_Task set:_
(A) Answer these three questions from the Eugen Gerstenmaier profile, one per line:
(i) Who preceded him as President of the Bundestag?
(ii) Which party did he belong to?
(iii) Where was he born?
(B) Reproduce word for word everything in the Eugen Gerstenmaier profile from "President of the" down to "Gmünd – Backnang (1965–1969)".
(C) Resume the profile of Eugen Gerstenmaier after its last line and write what comes next.

*** Extract to read Section Begins ***

President of the Bundestag
- In office 16 November 1954 – 31 January 1969
- Preceded by: Hermann Ehlers
- Succeeded by: Kai-Uwe von Hassel

Member of the Bundestag
- In office 7 September 1949 – 19 October 1969
- Preceded by: Constituency established
- Succeeded by: Dieter Schulte
- Constituency: Backnang (1949–1965) Schwäbisch Gmünd – Backnang (1965–1969)

Personal details
- Born: 25 August 1906 Kirchheim unter Teck, German Empire
- Died: 13 March 1986 (aged 79) Oberwinter, West Germany
- Party: Christian Democratic Union
- Children: 3
- Education: University of Tübingen University of Zurich University of Rostock

= Eugen Gerstenmaier =

German politician (1906–1986)

*** Extract to read Section Ends ***
*** Information provided Section Begins ***

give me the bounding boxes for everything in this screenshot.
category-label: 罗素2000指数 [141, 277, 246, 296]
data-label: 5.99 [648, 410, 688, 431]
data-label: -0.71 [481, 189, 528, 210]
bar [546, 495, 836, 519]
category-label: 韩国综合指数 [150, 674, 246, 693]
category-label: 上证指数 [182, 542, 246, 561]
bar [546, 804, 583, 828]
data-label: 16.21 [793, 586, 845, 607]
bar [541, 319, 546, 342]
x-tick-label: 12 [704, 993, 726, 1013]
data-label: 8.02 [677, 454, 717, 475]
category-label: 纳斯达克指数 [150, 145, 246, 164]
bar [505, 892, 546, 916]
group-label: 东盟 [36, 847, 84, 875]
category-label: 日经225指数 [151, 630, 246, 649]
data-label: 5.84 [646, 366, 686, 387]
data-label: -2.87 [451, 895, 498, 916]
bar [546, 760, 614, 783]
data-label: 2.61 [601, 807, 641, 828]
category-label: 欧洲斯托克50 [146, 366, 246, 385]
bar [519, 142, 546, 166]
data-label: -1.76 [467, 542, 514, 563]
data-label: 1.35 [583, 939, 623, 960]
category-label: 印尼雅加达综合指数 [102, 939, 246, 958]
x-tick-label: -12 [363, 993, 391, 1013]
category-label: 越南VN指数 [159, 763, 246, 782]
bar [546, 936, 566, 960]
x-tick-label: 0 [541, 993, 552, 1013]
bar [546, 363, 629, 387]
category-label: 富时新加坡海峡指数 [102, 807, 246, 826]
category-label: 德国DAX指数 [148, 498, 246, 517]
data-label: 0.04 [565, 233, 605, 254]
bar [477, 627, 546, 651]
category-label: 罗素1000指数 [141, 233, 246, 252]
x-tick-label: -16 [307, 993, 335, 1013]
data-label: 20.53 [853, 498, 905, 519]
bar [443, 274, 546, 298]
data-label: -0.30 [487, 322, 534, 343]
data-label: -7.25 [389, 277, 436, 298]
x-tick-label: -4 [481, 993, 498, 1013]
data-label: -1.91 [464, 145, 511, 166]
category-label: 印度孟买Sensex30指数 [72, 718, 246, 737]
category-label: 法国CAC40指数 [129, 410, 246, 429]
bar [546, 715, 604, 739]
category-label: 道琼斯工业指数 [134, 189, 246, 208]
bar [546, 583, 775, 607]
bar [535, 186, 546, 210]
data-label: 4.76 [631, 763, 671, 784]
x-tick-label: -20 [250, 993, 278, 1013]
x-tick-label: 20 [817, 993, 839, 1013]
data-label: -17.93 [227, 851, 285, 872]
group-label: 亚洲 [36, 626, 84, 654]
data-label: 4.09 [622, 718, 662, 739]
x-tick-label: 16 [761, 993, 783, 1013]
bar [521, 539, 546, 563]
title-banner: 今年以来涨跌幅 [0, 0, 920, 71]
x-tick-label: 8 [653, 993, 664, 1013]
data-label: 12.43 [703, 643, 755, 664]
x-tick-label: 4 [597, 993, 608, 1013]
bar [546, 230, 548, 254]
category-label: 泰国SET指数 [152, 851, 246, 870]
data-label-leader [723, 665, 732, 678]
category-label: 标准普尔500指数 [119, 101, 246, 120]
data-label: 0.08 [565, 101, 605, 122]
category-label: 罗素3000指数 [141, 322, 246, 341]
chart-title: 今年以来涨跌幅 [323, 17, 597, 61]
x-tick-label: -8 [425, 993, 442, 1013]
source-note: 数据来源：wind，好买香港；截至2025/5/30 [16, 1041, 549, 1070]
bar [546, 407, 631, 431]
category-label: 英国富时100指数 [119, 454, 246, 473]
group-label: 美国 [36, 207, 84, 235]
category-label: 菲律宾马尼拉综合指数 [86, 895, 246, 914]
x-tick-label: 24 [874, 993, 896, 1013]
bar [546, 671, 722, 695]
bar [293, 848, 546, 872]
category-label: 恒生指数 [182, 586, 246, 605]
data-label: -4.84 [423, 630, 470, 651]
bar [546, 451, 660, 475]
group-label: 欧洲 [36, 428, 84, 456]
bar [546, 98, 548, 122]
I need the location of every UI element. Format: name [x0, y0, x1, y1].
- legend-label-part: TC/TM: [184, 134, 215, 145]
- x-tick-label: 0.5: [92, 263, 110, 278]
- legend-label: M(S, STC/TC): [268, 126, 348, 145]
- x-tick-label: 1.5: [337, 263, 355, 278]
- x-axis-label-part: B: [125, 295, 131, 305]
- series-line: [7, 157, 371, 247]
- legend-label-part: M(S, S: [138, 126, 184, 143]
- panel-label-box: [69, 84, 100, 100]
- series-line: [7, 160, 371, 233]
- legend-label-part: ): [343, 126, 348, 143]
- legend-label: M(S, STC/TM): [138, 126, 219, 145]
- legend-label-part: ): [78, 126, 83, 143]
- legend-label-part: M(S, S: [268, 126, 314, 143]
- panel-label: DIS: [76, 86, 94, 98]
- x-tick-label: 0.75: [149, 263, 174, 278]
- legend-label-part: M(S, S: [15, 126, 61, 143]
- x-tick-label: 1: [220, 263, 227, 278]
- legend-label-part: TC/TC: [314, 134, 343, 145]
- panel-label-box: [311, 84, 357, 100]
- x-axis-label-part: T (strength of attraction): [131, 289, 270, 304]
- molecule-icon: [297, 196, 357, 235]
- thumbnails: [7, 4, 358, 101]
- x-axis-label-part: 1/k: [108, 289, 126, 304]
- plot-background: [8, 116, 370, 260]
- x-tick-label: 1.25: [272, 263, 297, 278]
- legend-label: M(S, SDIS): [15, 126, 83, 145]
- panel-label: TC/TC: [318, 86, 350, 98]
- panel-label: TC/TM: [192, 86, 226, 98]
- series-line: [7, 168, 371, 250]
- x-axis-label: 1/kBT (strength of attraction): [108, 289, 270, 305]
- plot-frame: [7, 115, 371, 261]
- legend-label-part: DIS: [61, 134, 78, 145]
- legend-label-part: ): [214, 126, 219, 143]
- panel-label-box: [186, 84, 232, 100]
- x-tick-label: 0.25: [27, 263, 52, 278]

*** Information provided Section Ends ***

_Responses by task:_
(A)
(i) Hermann Ehlers
(ii) Christian Democratic Union
(iii) Kirchheim unter Teck, German Empire

(B)
President of the Bundestag
- In office 16 November 1954 – 31 January 1969
- Preceded by: Hermann Ehlers
- Succeeded by: Kai-Uwe von Hassel

Member of the Bundestag
- In office 7 September 1949 – 19 October 1969
- Preceded by: Constituency established
- Succeeded by: Dieter Schulte
- Constituency: Backnang (1949–1965) Schwäbisch Gmünd – Backnang (1965–1969)

(C)
Eugen Karl Albrecht Gerstenmaier (25 August 1906 – 13 March 1986) was a German Protestant theologian, resistance fighter in the Third Reich, and a CDU politician. From 1954 to 1969, he served as the third president of the Bundestag. With a tenure of over 14 years, he is, as of January 2026, the longest serving presiding officer of the German parliament and also the only person to preside over the Bundestag during four legislative periods (the 2nd, 3rd, 4th, and 5th Bundestag).

==Life, career, resistance==
Gerstenmaier was born in Kirchheim unter Teck. After training as a salesman, Gerstenmaier did his Abitur and then studied philosophy, German language and literature, and Protestant theology in Tübingen, Rostock and Zurich. In 1934, he was detained for a short time for being a member of the Confessing Church. In 1935, he became Theodor Heckel's assistant in the German Evangelical Church's office for outside affairs. After the Munich Conference in 1938, Gerstenmaier joined the resistance group about the Kreisau Circle.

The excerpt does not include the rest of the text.